LISTING →
-- START --

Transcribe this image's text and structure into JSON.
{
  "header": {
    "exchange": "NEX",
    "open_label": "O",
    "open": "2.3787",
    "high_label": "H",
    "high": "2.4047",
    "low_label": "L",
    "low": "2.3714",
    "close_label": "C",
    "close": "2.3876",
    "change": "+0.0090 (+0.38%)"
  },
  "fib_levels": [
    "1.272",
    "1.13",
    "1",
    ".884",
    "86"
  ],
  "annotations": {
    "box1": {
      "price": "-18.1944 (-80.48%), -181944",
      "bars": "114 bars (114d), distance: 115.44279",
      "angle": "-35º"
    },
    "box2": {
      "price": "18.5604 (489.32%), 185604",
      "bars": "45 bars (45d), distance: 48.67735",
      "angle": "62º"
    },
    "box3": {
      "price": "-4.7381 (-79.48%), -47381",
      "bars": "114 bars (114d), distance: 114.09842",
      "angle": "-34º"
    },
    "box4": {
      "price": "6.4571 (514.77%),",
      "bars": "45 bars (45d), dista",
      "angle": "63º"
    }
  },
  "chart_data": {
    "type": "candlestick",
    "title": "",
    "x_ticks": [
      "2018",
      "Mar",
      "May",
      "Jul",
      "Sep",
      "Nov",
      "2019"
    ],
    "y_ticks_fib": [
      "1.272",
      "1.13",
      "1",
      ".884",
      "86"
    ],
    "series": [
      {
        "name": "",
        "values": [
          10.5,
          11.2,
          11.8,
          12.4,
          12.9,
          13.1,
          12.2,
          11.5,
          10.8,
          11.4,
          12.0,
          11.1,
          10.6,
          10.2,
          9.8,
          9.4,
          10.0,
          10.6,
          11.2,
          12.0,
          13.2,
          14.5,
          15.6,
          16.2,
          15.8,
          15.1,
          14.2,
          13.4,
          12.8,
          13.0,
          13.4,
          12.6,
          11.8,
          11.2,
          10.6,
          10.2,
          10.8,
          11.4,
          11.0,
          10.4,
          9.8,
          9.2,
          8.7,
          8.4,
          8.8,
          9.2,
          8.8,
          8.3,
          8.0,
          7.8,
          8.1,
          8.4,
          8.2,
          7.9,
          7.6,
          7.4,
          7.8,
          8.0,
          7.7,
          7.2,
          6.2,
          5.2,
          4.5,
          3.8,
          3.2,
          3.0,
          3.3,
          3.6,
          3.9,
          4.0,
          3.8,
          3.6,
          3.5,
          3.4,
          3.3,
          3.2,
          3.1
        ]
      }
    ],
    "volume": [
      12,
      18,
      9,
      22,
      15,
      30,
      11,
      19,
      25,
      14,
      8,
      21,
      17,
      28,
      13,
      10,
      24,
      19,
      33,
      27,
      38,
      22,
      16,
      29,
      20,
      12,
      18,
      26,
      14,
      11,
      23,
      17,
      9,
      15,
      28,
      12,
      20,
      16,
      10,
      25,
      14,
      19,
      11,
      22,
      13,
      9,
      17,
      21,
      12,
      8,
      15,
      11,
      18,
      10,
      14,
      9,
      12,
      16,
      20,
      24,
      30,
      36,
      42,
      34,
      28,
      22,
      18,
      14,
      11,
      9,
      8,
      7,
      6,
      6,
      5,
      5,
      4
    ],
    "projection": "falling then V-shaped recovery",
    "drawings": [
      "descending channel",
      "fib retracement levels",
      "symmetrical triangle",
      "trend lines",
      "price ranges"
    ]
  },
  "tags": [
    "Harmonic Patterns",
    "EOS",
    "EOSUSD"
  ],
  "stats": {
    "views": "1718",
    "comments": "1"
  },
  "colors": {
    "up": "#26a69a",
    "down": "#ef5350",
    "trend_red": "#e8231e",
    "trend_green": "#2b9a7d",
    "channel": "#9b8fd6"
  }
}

-- END --

WORK INSTRUCTIONS → Tally the lines of the records holding the word "price", then state only the tally.

OUTPUT OF THE TASK → 5